▶ [What you should do] Locate "Decode this chart: output" in the data below, then output the line it is on and all following lines through the last, word for word. Skip any pictures.

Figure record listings
┄┄┄┄┄┄┄┄┄┄┄┄┄┄┄┄┄┄┄┄
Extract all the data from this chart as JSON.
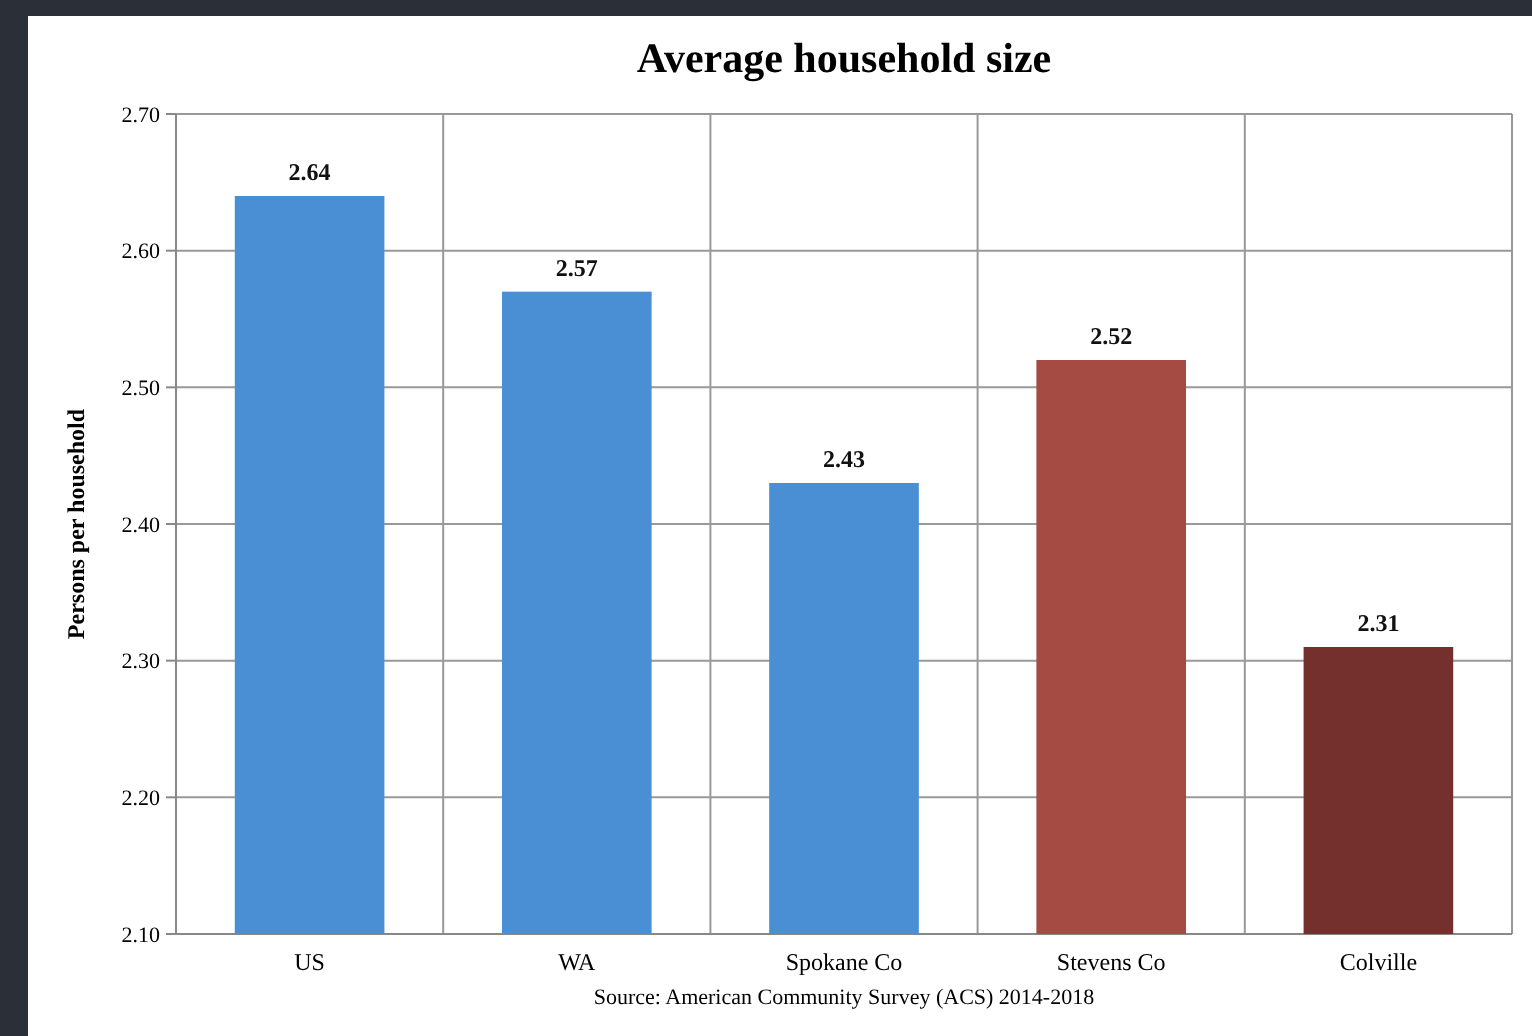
{
  "chart_data": {
    "type": "bar",
    "title": "Average household size",
    "ylabel": "Persons per household",
    "categories": [
      "US",
      "WA",
      "Spokane Co",
      "Stevens Co",
      "Colville"
    ],
    "values": [
      2.64,
      2.57,
      2.43,
      2.52,
      2.31
    ],
    "colors": [
      "#4a8fd4",
      "#4a8fd4",
      "#4a8fd4",
      "#a54b43",
      "#74302c"
    ],
    "ylim": [
      2.1,
      2.7
    ],
    "yticks": [
      {
        "value": 2.1,
        "label": "2.10"
      },
      {
        "value": 2.2,
        "label": "2.20"
      },
      {
        "value": 2.3,
        "label": "2.30"
      },
      {
        "value": 2.4,
        "label": "2.40"
      },
      {
        "value": 2.5,
        "label": "2.50"
      },
      {
        "value": 2.6,
        "label": "2.60"
      },
      {
        "value": 2.7,
        "label": "2.70"
      }
    ],
    "grid": true,
    "data_labels": true,
    "annotations": [
      "Source: American Community Survey (ACS) 2014-2018"
    ]
  }
}
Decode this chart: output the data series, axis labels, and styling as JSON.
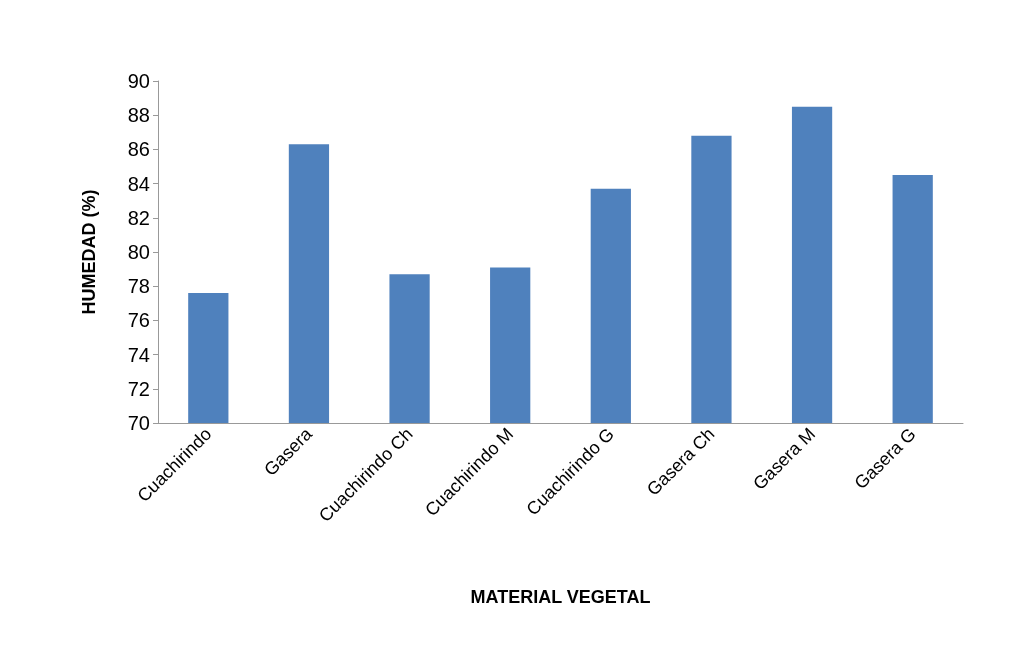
{
  "chart_data": {
    "type": "bar",
    "xlabel": "MATERIAL VEGETAL",
    "ylabel": "HUMEDAD (%)",
    "categories": [
      "Cuachirindo",
      "Gasera",
      "Cuachirindo Ch",
      "Cuachirindo M",
      "Cuachirindo G",
      "Gasera Ch",
      "Gasera M",
      "Gasera G"
    ],
    "values": [
      77.6,
      86.3,
      78.7,
      79.1,
      83.7,
      86.8,
      88.5,
      84.5
    ],
    "color": "#4f81bd",
    "ylim": [
      70,
      90
    ],
    "yticks": [
      70,
      72,
      74,
      76,
      78,
      80,
      82,
      84,
      86,
      88,
      90
    ],
    "grid": false
  }
}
┄┄┄┄┄┄┄┄┄┄┄┄┄┄┄┄┄┄┄┄
▶ [The reply]
Decode this chart: output the data series, axis labels, and styling as JSON.
{
  "chart_data": {
    "type": "bar",
    "xlabel": "MATERIAL VEGETAL",
    "ylabel": "HUMEDAD (%)",
    "categories": [
      "Cuachirindo",
      "Gasera",
      "Cuachirindo Ch",
      "Cuachirindo M",
      "Cuachirindo G",
      "Gasera Ch",
      "Gasera M",
      "Gasera G"
    ],
    "values": [
      77.6,
      86.3,
      78.7,
      79.1,
      83.7,
      86.8,
      88.5,
      84.5
    ],
    "color": "#4f81bd",
    "ylim": [
      70,
      90
    ],
    "yticks": [
      70,
      72,
      74,
      76,
      78,
      80,
      82,
      84,
      86,
      88,
      90
    ],
    "grid": false
  }
}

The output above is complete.